### [Challenge]
Every entry that follows needs to be repeated exactly.
↓↓↓
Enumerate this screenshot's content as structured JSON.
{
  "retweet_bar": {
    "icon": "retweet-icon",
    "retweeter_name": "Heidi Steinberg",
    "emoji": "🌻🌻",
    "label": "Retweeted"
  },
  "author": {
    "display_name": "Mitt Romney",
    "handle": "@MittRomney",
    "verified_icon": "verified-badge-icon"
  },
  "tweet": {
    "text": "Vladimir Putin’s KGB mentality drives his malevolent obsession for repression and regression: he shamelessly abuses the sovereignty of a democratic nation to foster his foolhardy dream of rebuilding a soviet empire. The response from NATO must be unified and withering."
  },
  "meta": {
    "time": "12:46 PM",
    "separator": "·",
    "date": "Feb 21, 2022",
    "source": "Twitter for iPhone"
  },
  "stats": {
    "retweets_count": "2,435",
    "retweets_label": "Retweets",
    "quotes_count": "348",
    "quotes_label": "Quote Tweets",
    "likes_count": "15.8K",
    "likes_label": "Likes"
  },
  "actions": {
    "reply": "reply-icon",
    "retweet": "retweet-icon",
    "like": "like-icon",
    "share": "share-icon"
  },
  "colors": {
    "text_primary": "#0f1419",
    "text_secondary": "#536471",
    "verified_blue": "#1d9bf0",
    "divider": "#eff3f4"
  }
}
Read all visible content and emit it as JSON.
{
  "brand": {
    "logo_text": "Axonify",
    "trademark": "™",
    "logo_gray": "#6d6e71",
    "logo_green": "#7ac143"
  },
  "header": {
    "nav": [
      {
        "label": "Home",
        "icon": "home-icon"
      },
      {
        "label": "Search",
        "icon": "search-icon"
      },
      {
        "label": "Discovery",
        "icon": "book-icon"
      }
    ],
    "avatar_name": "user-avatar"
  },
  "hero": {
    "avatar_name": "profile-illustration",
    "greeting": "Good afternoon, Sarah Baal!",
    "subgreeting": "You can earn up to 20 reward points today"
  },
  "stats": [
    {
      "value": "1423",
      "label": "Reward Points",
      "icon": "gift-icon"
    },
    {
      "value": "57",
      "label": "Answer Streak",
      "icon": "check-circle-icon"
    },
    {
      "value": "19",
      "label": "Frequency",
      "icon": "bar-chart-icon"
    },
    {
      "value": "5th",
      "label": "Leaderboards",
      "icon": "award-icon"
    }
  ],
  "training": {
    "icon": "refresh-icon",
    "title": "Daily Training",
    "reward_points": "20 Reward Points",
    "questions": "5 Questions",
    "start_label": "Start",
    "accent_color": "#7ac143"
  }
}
↑↑↑
### [Exercise result]
Enumerate this screenshot's content as structured JSON.
{
  "retweet_bar": {
    "icon": "retweet-icon",
    "retweeter_name": "Heidi Steinberg",
    "emoji": "🌻🌻",
    "label": "Retweeted"
  },
  "author": {
    "display_name": "Mitt Romney",
    "handle": "@MittRomney",
    "verified_icon": "verified-badge-icon"
  },
  "tweet": {
    "text": "Vladimir Putin’s KGB mentality drives his malevolent obsession for repression and regression: he shamelessly abuses the sovereignty of a democratic nation to foster his foolhardy dream of rebuilding a soviet empire. The response from NATO must be unified and withering."
  },
  "meta": {
    "time": "12:46 PM",
    "separator": "·",
    "date": "Feb 21, 2022",
    "source": "Twitter for iPhone"
  },
  "stats": {
    "retweets_count": "2,435",
    "retweets_label": "Retweets",
    "quotes_count": "348",
    "quotes_label": "Quote Tweets",
    "likes_count": "15.8K",
    "likes_label": "Likes"
  },
  "actions": {
    "reply": "reply-icon",
    "retweet": "retweet-icon",
    "like": "like-icon",
    "share": "share-icon"
  },
  "colors": {
    "text_primary": "#0f1419",
    "text_secondary": "#536471",
    "verified_blue": "#1d9bf0",
    "divider": "#eff3f4"
  }
}
Read all visible content and emit it as JSON.
{
  "brand": {
    "logo_text": "Axonify",
    "trademark": "™",
    "logo_gray": "#6d6e71",
    "logo_green": "#7ac143"
  },
  "header": {
    "nav": [
      {
        "label": "Home",
        "icon": "home-icon"
      },
      {
        "label": "Search",
        "icon": "search-icon"
      },
      {
        "label": "Discovery",
        "icon": "book-icon"
      }
    ],
    "avatar_name": "user-avatar"
  },
  "hero": {
    "avatar_name": "profile-illustration",
    "greeting": "Good afternoon, Sarah Baal!",
    "subgreeting": "You can earn up to 20 reward points today"
  },
  "stats": [
    {
      "value": "1423",
      "label": "Reward Points",
      "icon": "gift-icon"
    },
    {
      "value": "57",
      "label": "Answer Streak",
      "icon": "check-circle-icon"
    },
    {
      "value": "19",
      "label": "Frequency",
      "icon": "bar-chart-icon"
    },
    {
      "value": "5th",
      "label": "Leaderboards",
      "icon": "award-icon"
    }
  ],
  "training": {
    "icon": "refresh-icon",
    "title": "Daily Training",
    "reward_points": "20 Reward Points",
    "questions": "5 Questions",
    "start_label": "Start",
    "accent_color": "#7ac143"
  }
}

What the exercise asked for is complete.